--- START Provided data ---

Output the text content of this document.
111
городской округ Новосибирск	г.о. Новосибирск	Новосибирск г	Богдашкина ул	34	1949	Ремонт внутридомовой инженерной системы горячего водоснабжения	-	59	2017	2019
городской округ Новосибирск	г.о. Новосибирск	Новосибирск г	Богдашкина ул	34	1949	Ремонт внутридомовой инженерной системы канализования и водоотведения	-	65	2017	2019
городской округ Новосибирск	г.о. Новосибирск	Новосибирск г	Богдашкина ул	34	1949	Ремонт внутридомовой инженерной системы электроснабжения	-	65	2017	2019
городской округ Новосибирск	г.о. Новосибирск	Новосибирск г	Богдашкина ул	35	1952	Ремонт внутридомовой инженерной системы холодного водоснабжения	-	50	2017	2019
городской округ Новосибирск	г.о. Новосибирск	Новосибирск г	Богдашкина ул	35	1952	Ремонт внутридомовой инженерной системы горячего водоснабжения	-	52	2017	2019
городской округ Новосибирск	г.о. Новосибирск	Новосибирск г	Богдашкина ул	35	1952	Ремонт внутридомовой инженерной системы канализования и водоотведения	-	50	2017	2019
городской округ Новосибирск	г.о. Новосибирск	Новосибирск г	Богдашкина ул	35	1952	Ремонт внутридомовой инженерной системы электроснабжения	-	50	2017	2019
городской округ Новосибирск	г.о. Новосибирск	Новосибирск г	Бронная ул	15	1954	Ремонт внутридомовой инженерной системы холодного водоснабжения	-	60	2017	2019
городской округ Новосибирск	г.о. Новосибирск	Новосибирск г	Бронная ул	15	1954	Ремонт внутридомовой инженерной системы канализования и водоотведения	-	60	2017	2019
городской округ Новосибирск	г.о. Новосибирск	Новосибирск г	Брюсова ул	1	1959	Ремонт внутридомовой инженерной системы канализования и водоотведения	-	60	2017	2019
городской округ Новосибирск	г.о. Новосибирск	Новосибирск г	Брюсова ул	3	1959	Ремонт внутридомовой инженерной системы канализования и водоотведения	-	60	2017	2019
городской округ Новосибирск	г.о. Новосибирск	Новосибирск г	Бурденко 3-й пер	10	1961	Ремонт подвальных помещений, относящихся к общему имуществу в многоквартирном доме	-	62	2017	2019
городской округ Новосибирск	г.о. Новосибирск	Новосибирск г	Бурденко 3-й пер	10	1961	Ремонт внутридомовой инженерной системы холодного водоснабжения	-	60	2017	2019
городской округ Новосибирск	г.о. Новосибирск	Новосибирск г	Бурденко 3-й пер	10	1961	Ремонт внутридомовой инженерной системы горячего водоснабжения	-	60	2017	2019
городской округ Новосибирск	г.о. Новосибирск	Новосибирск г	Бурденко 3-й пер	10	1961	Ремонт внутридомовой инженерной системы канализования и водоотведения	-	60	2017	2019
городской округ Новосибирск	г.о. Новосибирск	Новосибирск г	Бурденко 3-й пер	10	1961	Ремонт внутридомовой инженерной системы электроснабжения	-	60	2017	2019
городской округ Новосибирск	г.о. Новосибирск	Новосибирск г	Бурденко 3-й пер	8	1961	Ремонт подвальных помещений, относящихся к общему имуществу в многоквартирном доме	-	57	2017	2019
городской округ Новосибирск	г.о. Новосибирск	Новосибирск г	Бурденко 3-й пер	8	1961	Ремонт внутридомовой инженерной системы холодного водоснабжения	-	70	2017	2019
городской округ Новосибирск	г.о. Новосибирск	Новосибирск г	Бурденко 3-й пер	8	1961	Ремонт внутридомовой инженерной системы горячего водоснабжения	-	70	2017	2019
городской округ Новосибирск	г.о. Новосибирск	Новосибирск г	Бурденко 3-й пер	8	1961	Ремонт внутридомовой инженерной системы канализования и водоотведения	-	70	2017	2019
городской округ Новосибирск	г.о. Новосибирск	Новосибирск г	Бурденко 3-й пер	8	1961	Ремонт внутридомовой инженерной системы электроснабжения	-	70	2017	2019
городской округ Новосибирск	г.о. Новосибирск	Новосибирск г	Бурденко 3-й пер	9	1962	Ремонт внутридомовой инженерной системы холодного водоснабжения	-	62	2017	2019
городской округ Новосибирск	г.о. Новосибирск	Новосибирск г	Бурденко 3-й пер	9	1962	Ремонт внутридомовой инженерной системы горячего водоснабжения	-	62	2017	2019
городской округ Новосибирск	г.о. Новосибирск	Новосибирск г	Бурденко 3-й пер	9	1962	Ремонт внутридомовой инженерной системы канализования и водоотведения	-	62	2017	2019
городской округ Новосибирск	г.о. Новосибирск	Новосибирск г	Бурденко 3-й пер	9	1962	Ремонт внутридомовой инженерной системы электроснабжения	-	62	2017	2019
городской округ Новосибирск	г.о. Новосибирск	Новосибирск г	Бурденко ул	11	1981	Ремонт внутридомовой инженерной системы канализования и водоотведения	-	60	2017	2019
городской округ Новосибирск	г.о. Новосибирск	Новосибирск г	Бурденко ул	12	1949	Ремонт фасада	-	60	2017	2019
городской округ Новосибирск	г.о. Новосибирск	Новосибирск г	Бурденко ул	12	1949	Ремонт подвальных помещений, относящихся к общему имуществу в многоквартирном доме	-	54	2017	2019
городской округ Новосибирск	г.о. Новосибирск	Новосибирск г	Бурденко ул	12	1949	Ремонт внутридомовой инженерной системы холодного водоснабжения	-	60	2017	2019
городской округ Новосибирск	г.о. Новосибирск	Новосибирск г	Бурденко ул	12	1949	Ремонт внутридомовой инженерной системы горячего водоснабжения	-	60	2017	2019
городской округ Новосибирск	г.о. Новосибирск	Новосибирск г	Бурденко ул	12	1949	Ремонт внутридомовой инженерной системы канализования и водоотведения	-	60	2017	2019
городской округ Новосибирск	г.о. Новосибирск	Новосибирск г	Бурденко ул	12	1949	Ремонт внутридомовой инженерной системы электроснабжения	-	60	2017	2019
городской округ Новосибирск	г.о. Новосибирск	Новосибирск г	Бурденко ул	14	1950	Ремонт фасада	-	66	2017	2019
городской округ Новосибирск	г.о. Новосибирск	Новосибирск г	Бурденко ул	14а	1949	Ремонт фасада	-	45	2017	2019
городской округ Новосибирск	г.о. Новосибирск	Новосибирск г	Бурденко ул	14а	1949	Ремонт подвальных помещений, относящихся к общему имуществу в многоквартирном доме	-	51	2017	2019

--- END Provided data ---
--- START Provided data ---

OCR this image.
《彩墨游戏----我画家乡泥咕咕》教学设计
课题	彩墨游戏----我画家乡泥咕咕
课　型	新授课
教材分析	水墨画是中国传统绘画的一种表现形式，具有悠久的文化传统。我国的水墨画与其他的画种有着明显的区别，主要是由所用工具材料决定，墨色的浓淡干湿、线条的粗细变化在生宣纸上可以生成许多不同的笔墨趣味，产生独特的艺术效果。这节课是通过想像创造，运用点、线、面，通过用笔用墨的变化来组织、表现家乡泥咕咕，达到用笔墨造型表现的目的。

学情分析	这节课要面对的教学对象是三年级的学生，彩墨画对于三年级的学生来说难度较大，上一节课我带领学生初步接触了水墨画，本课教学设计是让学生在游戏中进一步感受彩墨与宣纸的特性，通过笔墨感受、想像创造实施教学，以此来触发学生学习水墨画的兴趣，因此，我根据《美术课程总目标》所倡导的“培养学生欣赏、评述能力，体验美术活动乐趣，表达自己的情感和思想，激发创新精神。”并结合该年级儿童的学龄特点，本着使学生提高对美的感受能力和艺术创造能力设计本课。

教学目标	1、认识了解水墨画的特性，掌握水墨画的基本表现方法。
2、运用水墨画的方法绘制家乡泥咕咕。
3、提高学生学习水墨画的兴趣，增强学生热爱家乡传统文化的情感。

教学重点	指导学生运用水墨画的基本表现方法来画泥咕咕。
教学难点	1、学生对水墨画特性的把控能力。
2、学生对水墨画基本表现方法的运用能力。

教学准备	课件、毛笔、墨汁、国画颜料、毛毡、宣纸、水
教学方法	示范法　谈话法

--- END Provided data ---

= Your task =
Give the number of lines in the listing above that contain "подвальных", and nothing else.

= Written answer =
4